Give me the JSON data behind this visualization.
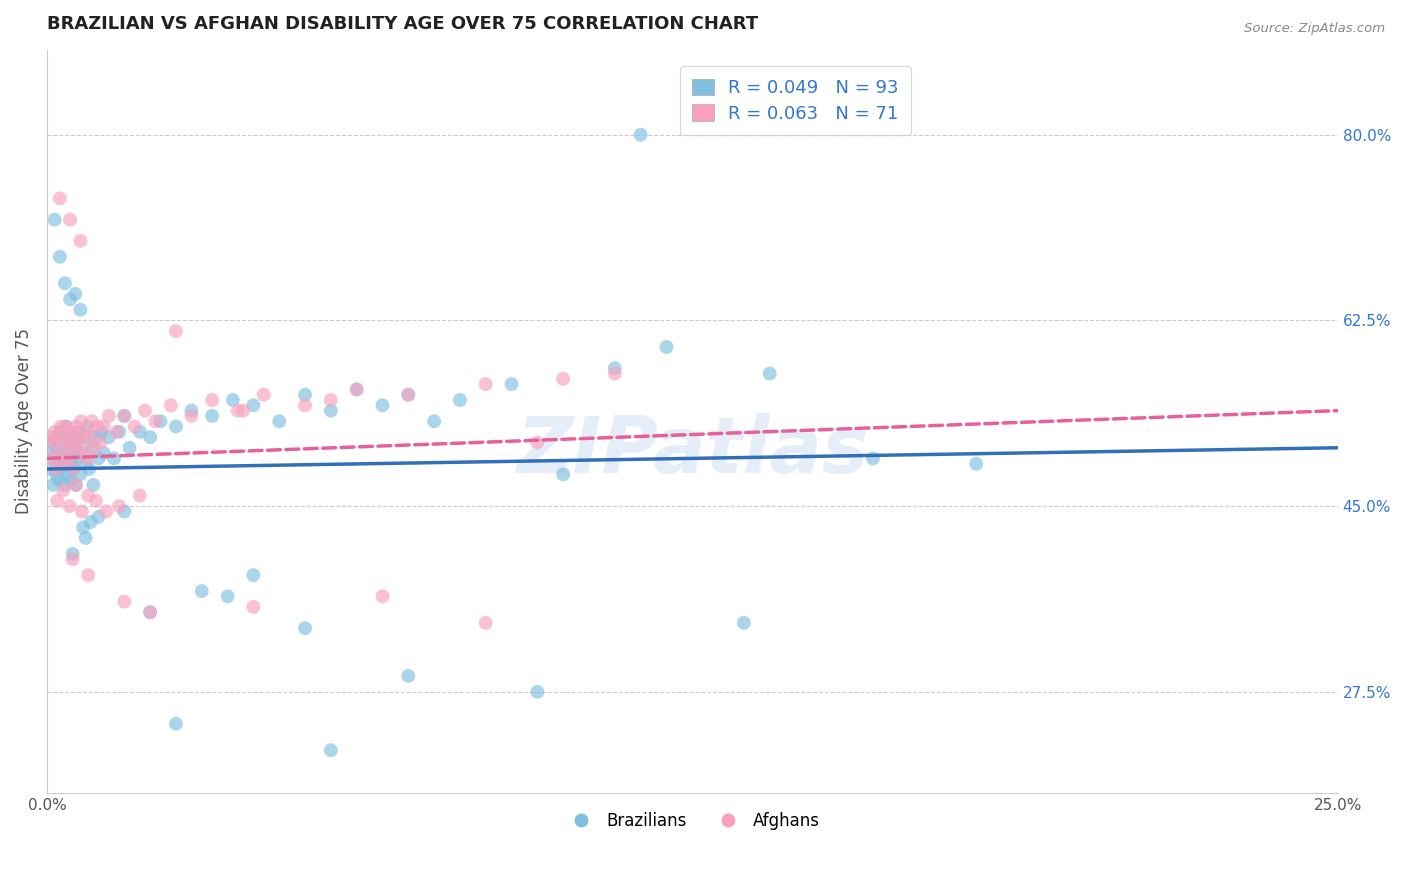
{
  "title": "BRAZILIAN VS AFGHAN DISABILITY AGE OVER 75 CORRELATION CHART",
  "source_text": "Source: ZipAtlas.com",
  "ylabel": "Disability Age Over 75",
  "xlim": [
    0.0,
    25.0
  ],
  "ylim": [
    18.0,
    88.0
  ],
  "ytick_positions": [
    27.5,
    45.0,
    62.5,
    80.0
  ],
  "ytick_labels": [
    "27.5%",
    "45.0%",
    "62.5%",
    "80.0%"
  ],
  "brazilian_R": 0.049,
  "brazilian_N": 93,
  "afghan_R": 0.063,
  "afghan_N": 71,
  "blue_color": "#7fbfdf",
  "pink_color": "#f8a0bc",
  "blue_line_color": "#3070b8",
  "pink_line_color": "#e8609a",
  "legend_text_color": "#3377cc",
  "watermark": "ZIPatlas",
  "watermark_color": "#aac8e8",
  "background_color": "#ffffff",
  "grid_color": "#cccccc",
  "title_color": "#222222",
  "brazil_x": [
    0.05,
    0.08,
    0.1,
    0.12,
    0.14,
    0.16,
    0.18,
    0.2,
    0.22,
    0.24,
    0.26,
    0.28,
    0.3,
    0.32,
    0.34,
    0.36,
    0.38,
    0.4,
    0.42,
    0.44,
    0.46,
    0.48,
    0.5,
    0.52,
    0.54,
    0.56,
    0.58,
    0.6,
    0.62,
    0.65,
    0.68,
    0.72,
    0.75,
    0.78,
    0.82,
    0.86,
    0.9,
    0.95,
    1.0,
    1.05,
    1.1,
    1.2,
    1.3,
    1.4,
    1.5,
    1.6,
    1.8,
    2.0,
    2.2,
    2.5,
    2.8,
    3.2,
    3.6,
    4.0,
    4.5,
    5.0,
    5.5,
    6.0,
    6.5,
    7.0,
    7.5,
    8.0,
    9.0,
    10.0,
    11.0,
    12.0,
    14.0,
    16.0,
    18.0,
    0.15,
    0.25,
    0.35,
    0.45,
    0.55,
    0.65,
    0.75,
    0.85,
    1.0,
    1.5,
    2.0,
    3.0,
    4.0,
    5.0,
    7.0,
    9.5,
    11.5,
    13.5,
    0.5,
    0.7,
    2.5,
    3.5,
    5.5
  ],
  "brazil_y": [
    50.0,
    48.5,
    51.0,
    47.0,
    49.5,
    51.5,
    48.0,
    50.5,
    47.5,
    49.0,
    52.0,
    48.5,
    50.0,
    51.5,
    47.0,
    49.5,
    52.5,
    48.0,
    50.0,
    51.0,
    47.5,
    49.0,
    51.5,
    48.5,
    50.5,
    47.0,
    51.0,
    49.5,
    52.0,
    48.0,
    50.0,
    51.5,
    49.0,
    52.5,
    48.5,
    50.5,
    47.0,
    51.5,
    49.5,
    52.0,
    50.0,
    51.5,
    49.5,
    52.0,
    53.5,
    50.5,
    52.0,
    51.5,
    53.0,
    52.5,
    54.0,
    53.5,
    55.0,
    54.5,
    53.0,
    55.5,
    54.0,
    56.0,
    54.5,
    55.5,
    53.0,
    55.0,
    56.5,
    48.0,
    58.0,
    60.0,
    57.5,
    49.5,
    49.0,
    72.0,
    68.5,
    66.0,
    64.5,
    65.0,
    63.5,
    42.0,
    43.5,
    44.0,
    44.5,
    35.0,
    37.0,
    38.5,
    33.5,
    29.0,
    27.5,
    80.0,
    34.0,
    40.5,
    43.0,
    24.5,
    36.5,
    22.0
  ],
  "afghan_x": [
    0.06,
    0.09,
    0.12,
    0.15,
    0.18,
    0.21,
    0.24,
    0.27,
    0.3,
    0.33,
    0.36,
    0.39,
    0.42,
    0.45,
    0.48,
    0.51,
    0.54,
    0.57,
    0.6,
    0.63,
    0.66,
    0.7,
    0.74,
    0.78,
    0.82,
    0.87,
    0.92,
    0.97,
    1.03,
    1.1,
    1.2,
    1.35,
    1.5,
    1.7,
    1.9,
    2.1,
    2.4,
    2.8,
    3.2,
    3.7,
    4.2,
    5.0,
    6.0,
    7.0,
    8.5,
    10.0,
    0.2,
    0.32,
    0.44,
    0.56,
    0.68,
    0.8,
    0.95,
    1.15,
    1.4,
    1.8,
    0.25,
    0.45,
    0.65,
    2.5,
    3.8,
    5.5,
    9.5,
    11.0,
    0.5,
    0.8,
    1.5,
    2.0,
    4.0,
    8.5,
    6.5
  ],
  "afghan_y": [
    51.5,
    49.5,
    51.0,
    52.0,
    48.5,
    51.5,
    50.0,
    52.5,
    49.0,
    51.0,
    52.5,
    49.5,
    51.5,
    50.5,
    52.0,
    48.5,
    51.0,
    52.5,
    50.0,
    51.5,
    53.0,
    50.5,
    52.0,
    49.5,
    51.5,
    53.0,
    50.5,
    52.5,
    51.0,
    52.5,
    53.5,
    52.0,
    53.5,
    52.5,
    54.0,
    53.0,
    54.5,
    53.5,
    55.0,
    54.0,
    55.5,
    54.5,
    56.0,
    55.5,
    56.5,
    57.0,
    45.5,
    46.5,
    45.0,
    47.0,
    44.5,
    46.0,
    45.5,
    44.5,
    45.0,
    46.0,
    74.0,
    72.0,
    70.0,
    61.5,
    54.0,
    55.0,
    51.0,
    57.5,
    40.0,
    38.5,
    36.0,
    35.0,
    35.5,
    34.0,
    36.5
  ],
  "trend_brazil_x0": 0.0,
  "trend_brazil_y0": 48.5,
  "trend_brazil_x1": 25.0,
  "trend_brazil_y1": 50.5,
  "trend_afghan_x0": 0.0,
  "trend_afghan_y0": 49.5,
  "trend_afghan_x1": 25.0,
  "trend_afghan_y1": 54.0
}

********

#### Requirement
Images in the records should not be copied. Repeat all the rest exactly.

#### The output
Give me the JSON data behind this visualization.
{
  "title": "BRAZILIAN VS AFGHAN DISABILITY AGE OVER 75 CORRELATION CHART",
  "source_text": "Source: ZipAtlas.com",
  "ylabel": "Disability Age Over 75",
  "xlim": [
    0.0,
    25.0
  ],
  "ylim": [
    18.0,
    88.0
  ],
  "ytick_positions": [
    27.5,
    45.0,
    62.5,
    80.0
  ],
  "ytick_labels": [
    "27.5%",
    "45.0%",
    "62.5%",
    "80.0%"
  ],
  "brazilian_R": 0.049,
  "brazilian_N": 93,
  "afghan_R": 0.063,
  "afghan_N": 71,
  "blue_color": "#7fbfdf",
  "pink_color": "#f8a0bc",
  "blue_line_color": "#3070b8",
  "pink_line_color": "#e8609a",
  "legend_text_color": "#3377cc",
  "watermark": "ZIPatlas",
  "watermark_color": "#aac8e8",
  "background_color": "#ffffff",
  "grid_color": "#cccccc",
  "title_color": "#222222",
  "brazil_x": [
    0.05,
    0.08,
    0.1,
    0.12,
    0.14,
    0.16,
    0.18,
    0.2,
    0.22,
    0.24,
    0.26,
    0.28,
    0.3,
    0.32,
    0.34,
    0.36,
    0.38,
    0.4,
    0.42,
    0.44,
    0.46,
    0.48,
    0.5,
    0.52,
    0.54,
    0.56,
    0.58,
    0.6,
    0.62,
    0.65,
    0.68,
    0.72,
    0.75,
    0.78,
    0.82,
    0.86,
    0.9,
    0.95,
    1.0,
    1.05,
    1.1,
    1.2,
    1.3,
    1.4,
    1.5,
    1.6,
    1.8,
    2.0,
    2.2,
    2.5,
    2.8,
    3.2,
    3.6,
    4.0,
    4.5,
    5.0,
    5.5,
    6.0,
    6.5,
    7.0,
    7.5,
    8.0,
    9.0,
    10.0,
    11.0,
    12.0,
    14.0,
    16.0,
    18.0,
    0.15,
    0.25,
    0.35,
    0.45,
    0.55,
    0.65,
    0.75,
    0.85,
    1.0,
    1.5,
    2.0,
    3.0,
    4.0,
    5.0,
    7.0,
    9.5,
    11.5,
    13.5,
    0.5,
    0.7,
    2.5,
    3.5,
    5.5
  ],
  "brazil_y": [
    50.0,
    48.5,
    51.0,
    47.0,
    49.5,
    51.5,
    48.0,
    50.5,
    47.5,
    49.0,
    52.0,
    48.5,
    50.0,
    51.5,
    47.0,
    49.5,
    52.5,
    48.0,
    50.0,
    51.0,
    47.5,
    49.0,
    51.5,
    48.5,
    50.5,
    47.0,
    51.0,
    49.5,
    52.0,
    48.0,
    50.0,
    51.5,
    49.0,
    52.5,
    48.5,
    50.5,
    47.0,
    51.5,
    49.5,
    52.0,
    50.0,
    51.5,
    49.5,
    52.0,
    53.5,
    50.5,
    52.0,
    51.5,
    53.0,
    52.5,
    54.0,
    53.5,
    55.0,
    54.5,
    53.0,
    55.5,
    54.0,
    56.0,
    54.5,
    55.5,
    53.0,
    55.0,
    56.5,
    48.0,
    58.0,
    60.0,
    57.5,
    49.5,
    49.0,
    72.0,
    68.5,
    66.0,
    64.5,
    65.0,
    63.5,
    42.0,
    43.5,
    44.0,
    44.5,
    35.0,
    37.0,
    38.5,
    33.5,
    29.0,
    27.5,
    80.0,
    34.0,
    40.5,
    43.0,
    24.5,
    36.5,
    22.0
  ],
  "afghan_x": [
    0.06,
    0.09,
    0.12,
    0.15,
    0.18,
    0.21,
    0.24,
    0.27,
    0.3,
    0.33,
    0.36,
    0.39,
    0.42,
    0.45,
    0.48,
    0.51,
    0.54,
    0.57,
    0.6,
    0.63,
    0.66,
    0.7,
    0.74,
    0.78,
    0.82,
    0.87,
    0.92,
    0.97,
    1.03,
    1.1,
    1.2,
    1.35,
    1.5,
    1.7,
    1.9,
    2.1,
    2.4,
    2.8,
    3.2,
    3.7,
    4.2,
    5.0,
    6.0,
    7.0,
    8.5,
    10.0,
    0.2,
    0.32,
    0.44,
    0.56,
    0.68,
    0.8,
    0.95,
    1.15,
    1.4,
    1.8,
    0.25,
    0.45,
    0.65,
    2.5,
    3.8,
    5.5,
    9.5,
    11.0,
    0.5,
    0.8,
    1.5,
    2.0,
    4.0,
    8.5,
    6.5
  ],
  "afghan_y": [
    51.5,
    49.5,
    51.0,
    52.0,
    48.5,
    51.5,
    50.0,
    52.5,
    49.0,
    51.0,
    52.5,
    49.5,
    51.5,
    50.5,
    52.0,
    48.5,
    51.0,
    52.5,
    50.0,
    51.5,
    53.0,
    50.5,
    52.0,
    49.5,
    51.5,
    53.0,
    50.5,
    52.5,
    51.0,
    52.5,
    53.5,
    52.0,
    53.5,
    52.5,
    54.0,
    53.0,
    54.5,
    53.5,
    55.0,
    54.0,
    55.5,
    54.5,
    56.0,
    55.5,
    56.5,
    57.0,
    45.5,
    46.5,
    45.0,
    47.0,
    44.5,
    46.0,
    45.5,
    44.5,
    45.0,
    46.0,
    74.0,
    72.0,
    70.0,
    61.5,
    54.0,
    55.0,
    51.0,
    57.5,
    40.0,
    38.5,
    36.0,
    35.0,
    35.5,
    34.0,
    36.5
  ],
  "trend_brazil_x0": 0.0,
  "trend_brazil_y0": 48.5,
  "trend_brazil_x1": 25.0,
  "trend_brazil_y1": 50.5,
  "trend_afghan_x0": 0.0,
  "trend_afghan_y0": 49.5,
  "trend_afghan_x1": 25.0,
  "trend_afghan_y1": 54.0
}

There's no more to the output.